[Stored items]
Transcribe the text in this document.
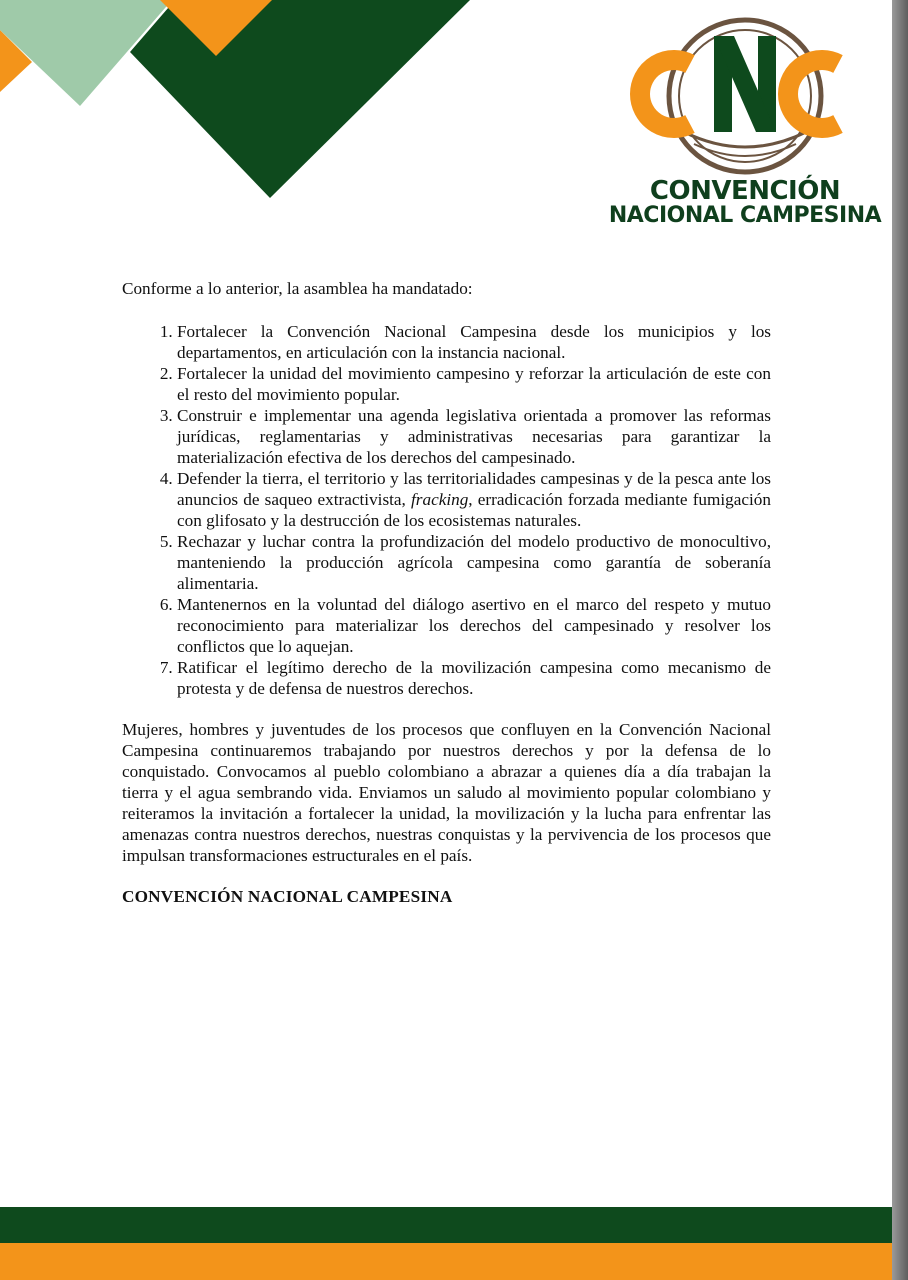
CONVENCIÓN
NACIONAL CAMPESINA

Conforme a lo anterior, la asamblea ha mandatado:

1. Fortalecer la Convención Nacional Campesina desde los municipios y los departamentos, en articulación con la instancia nacional.
2. Fortalecer la unidad del movimiento campesino y reforzar la articulación de este con el resto del movimiento popular.
3. Construir e implementar una agenda legislativa orientada a promover las reformas jurídicas, reglamentarias y administrativas necesarias para garantizar la materialización efectiva de los derechos del campesinado.
4. Defender la tierra, el territorio y las territorialidades campesinas y de la pesca ante los anuncios de saqueo extractivista, fracking, erradicación forzada mediante fumigación con glifosato y la destrucción de los ecosistemas naturales.
5. Rechazar y luchar contra la profundización del modelo productivo de monocultivo, manteniendo la producción agrícola campesina como garantía de soberanía alimentaria.
6. Mantenernos en la voluntad del diálogo asertivo en el marco del respeto y mutuo reconocimiento para materializar los derechos del campesinado y resolver los conflictos que lo aquejan.
7. Ratificar el legítimo derecho de la movilización campesina como mecanismo de protesta y de defensa de nuestros derechos.

Mujeres, hombres y juventudes de los procesos que confluyen en la Convención Nacional Campesina continuaremos trabajando por nuestros derechos y por la defensa de lo conquistado. Convocamos al pueblo colombiano a abrazar a quienes día a día trabajan la tierra y el agua sembrando vida. Enviamos un saludo al movimiento popular colombiano y reiteramos la invitación a fortalecer la unidad, la movilización y la lucha para enfrentar las amenazas contra nuestros derechos, nuestras conquistas y la pervivencia de los procesos que impulsan transformaciones estructurales en el país.

CONVENCIÓN NACIONAL CAMPESINA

■ **THE TASK**
Each line of the data is to be duplicated exactly; pictures stay out of the copy.

■ **SOLUTION FOR THIS PROBLEM**
Transcribe the text in this document.
CONVENCIÓN
NACIONAL CAMPESINA

Conforme a lo anterior, la asamblea ha mandatado:

1. Fortalecer la Convención Nacional Campesina desde los municipios y los departamentos, en articulación con la instancia nacional.
2. Fortalecer la unidad del movimiento campesino y reforzar la articulación de este con el resto del movimiento popular.
3. Construir e implementar una agenda legislativa orientada a promover las reformas jurídicas, reglamentarias y administrativas necesarias para garantizar la materialización efectiva de los derechos del campesinado.
4. Defender la tierra, el territorio y las territorialidades campesinas y de la pesca ante los anuncios de saqueo extractivista, fracking, erradicación forzada mediante fumigación con glifosato y la destrucción de los ecosistemas naturales.
5. Rechazar y luchar contra la profundización del modelo productivo de monocultivo, manteniendo la producción agrícola campesina como garantía de soberanía alimentaria.
6. Mantenernos en la voluntad del diálogo asertivo en el marco del respeto y mutuo reconocimiento para materializar los derechos del campesinado y resolver los conflictos que lo aquejan.
7. Ratificar el legítimo derecho de la movilización campesina como mecanismo de protesta y de defensa de nuestros derechos.

Mujeres, hombres y juventudes de los procesos que confluyen en la Convención Nacional Campesina continuaremos trabajando por nuestros derechos y por la defensa de lo conquistado. Convocamos al pueblo colombiano a abrazar a quienes día a día trabajan la tierra y el agua sembrando vida. Enviamos un saludo al movimiento popular colombiano y reiteramos la invitación a fortalecer la unidad, la movilización y la lucha para enfrentar las amenazas contra nuestros derechos, nuestras conquistas y la pervivencia de los procesos que impulsan transformaciones estructurales en el país.

CONVENCIÓN NACIONAL CAMPESINA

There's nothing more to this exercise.